::: Supplied data
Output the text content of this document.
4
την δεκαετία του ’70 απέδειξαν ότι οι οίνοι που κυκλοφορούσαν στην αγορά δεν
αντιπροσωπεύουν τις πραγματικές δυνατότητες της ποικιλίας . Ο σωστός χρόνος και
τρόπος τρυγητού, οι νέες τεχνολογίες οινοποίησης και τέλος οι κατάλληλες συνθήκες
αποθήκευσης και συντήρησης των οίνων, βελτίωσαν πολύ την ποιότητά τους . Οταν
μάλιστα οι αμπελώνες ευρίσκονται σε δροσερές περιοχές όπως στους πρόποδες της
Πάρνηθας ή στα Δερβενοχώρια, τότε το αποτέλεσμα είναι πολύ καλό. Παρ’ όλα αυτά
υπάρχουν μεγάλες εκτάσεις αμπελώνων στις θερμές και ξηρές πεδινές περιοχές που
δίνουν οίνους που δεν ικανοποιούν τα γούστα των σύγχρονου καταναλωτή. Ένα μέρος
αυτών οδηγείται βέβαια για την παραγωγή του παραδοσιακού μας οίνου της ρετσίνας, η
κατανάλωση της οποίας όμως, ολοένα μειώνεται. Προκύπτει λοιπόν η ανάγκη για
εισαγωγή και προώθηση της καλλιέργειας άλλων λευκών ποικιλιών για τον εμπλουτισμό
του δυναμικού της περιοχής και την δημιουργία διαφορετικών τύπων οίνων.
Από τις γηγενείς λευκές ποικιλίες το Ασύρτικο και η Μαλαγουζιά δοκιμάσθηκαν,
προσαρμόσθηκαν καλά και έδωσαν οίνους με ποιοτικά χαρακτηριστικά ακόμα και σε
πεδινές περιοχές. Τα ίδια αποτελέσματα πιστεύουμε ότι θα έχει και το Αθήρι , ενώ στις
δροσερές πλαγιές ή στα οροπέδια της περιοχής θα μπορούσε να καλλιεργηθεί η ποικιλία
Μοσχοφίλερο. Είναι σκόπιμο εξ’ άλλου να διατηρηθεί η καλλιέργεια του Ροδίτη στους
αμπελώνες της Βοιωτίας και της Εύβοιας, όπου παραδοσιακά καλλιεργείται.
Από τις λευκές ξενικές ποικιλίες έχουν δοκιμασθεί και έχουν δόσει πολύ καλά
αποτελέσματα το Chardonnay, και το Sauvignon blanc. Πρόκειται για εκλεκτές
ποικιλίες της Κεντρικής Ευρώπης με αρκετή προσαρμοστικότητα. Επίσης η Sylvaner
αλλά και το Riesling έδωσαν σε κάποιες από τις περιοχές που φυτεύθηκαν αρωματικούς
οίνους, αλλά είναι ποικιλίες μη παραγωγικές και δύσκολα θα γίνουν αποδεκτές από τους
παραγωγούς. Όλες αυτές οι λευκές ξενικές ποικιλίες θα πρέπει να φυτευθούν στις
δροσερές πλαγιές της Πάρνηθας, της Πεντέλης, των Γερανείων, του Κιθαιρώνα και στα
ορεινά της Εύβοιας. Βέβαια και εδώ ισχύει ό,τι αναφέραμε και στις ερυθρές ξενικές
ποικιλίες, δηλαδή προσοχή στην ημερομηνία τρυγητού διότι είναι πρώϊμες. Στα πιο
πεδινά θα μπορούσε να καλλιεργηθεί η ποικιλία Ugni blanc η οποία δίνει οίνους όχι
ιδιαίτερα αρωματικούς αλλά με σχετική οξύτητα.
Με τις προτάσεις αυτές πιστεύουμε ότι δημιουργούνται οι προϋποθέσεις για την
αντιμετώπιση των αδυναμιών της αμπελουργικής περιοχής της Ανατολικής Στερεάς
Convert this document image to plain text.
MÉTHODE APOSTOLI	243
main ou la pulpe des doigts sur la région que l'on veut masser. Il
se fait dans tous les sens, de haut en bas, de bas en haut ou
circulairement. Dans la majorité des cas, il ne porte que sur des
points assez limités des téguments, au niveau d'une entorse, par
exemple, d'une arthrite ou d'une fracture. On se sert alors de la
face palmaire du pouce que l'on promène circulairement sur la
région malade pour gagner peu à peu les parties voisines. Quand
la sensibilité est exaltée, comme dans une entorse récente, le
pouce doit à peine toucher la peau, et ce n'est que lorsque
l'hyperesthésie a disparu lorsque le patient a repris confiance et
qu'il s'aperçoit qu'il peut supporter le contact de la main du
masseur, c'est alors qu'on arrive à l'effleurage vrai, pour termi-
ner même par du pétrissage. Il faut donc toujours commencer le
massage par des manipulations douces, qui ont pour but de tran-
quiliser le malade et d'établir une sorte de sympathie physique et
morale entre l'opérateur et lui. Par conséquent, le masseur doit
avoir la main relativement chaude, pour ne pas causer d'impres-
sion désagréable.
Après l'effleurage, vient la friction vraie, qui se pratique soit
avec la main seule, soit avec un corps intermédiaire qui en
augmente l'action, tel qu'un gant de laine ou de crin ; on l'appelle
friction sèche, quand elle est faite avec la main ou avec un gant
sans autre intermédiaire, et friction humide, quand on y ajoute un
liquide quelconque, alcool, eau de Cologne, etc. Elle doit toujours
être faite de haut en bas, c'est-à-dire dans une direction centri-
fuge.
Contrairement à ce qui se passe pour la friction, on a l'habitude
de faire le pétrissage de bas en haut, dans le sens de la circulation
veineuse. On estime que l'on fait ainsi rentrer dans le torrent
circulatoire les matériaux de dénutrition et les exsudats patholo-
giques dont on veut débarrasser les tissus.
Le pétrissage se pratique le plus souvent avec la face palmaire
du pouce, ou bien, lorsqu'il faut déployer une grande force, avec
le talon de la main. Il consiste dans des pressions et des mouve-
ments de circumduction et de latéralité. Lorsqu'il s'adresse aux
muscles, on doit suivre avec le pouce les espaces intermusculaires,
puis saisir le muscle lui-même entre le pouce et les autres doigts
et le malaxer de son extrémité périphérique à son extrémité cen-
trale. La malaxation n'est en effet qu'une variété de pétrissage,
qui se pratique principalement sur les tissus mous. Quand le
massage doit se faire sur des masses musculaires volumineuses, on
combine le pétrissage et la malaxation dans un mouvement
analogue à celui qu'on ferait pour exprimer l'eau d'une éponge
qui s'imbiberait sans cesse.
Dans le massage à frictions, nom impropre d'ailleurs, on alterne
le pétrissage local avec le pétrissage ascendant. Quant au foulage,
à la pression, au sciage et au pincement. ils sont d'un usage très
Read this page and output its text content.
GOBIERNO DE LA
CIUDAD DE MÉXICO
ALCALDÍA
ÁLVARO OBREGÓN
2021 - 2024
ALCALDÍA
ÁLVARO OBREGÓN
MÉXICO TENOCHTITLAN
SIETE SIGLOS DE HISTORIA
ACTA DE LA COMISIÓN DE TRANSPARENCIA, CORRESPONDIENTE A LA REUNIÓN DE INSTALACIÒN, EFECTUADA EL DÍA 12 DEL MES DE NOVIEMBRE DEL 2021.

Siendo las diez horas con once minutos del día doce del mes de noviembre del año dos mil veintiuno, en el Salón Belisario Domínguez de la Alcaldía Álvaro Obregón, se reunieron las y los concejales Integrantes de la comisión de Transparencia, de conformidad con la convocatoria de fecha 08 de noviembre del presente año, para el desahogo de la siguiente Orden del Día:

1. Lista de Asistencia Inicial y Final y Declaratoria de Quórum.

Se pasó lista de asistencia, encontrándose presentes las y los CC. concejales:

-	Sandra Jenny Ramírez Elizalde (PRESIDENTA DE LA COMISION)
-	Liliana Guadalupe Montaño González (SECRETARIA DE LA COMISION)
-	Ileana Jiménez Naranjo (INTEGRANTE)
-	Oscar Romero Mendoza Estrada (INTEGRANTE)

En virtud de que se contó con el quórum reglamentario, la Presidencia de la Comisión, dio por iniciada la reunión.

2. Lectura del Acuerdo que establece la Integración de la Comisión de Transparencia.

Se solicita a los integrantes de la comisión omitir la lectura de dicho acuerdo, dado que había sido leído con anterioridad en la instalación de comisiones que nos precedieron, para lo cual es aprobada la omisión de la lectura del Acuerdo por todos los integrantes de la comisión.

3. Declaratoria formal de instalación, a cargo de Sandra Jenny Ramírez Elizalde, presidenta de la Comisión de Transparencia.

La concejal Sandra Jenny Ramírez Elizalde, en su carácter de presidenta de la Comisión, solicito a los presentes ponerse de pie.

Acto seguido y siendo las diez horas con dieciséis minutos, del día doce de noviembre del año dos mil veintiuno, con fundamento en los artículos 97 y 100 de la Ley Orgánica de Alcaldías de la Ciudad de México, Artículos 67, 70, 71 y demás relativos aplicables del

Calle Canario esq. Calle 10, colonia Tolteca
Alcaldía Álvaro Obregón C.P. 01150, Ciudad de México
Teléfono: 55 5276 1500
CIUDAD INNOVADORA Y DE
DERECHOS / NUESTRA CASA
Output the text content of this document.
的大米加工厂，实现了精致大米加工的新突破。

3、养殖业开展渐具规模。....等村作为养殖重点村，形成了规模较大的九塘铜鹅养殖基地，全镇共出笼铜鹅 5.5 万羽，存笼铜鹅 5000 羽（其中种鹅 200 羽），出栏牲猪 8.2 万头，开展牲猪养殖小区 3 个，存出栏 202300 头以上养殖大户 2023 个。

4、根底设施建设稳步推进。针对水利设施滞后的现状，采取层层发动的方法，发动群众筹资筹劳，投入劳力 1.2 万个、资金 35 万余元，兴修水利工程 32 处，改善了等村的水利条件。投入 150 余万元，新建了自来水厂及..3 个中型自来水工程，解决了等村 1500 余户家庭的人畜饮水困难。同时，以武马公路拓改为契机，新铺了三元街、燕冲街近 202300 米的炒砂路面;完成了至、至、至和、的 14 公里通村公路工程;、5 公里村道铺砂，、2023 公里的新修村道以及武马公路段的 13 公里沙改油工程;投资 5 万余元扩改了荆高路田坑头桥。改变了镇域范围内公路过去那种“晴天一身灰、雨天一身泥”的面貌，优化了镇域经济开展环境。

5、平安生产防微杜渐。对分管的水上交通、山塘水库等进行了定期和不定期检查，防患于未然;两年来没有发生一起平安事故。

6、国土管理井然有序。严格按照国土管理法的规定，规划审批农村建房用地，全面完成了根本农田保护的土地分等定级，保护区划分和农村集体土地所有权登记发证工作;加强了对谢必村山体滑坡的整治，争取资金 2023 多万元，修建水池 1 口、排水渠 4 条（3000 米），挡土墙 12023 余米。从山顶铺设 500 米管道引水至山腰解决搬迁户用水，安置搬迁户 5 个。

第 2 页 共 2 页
::::::
• Problem requirements: From the entries above, extract every line where the word "même" appears.

• Solution to this problem:
ner même par du pétrissage. Il faut donc toujours commencer le
puis saisir le muscle lui-même entre le pouce et les autres doigts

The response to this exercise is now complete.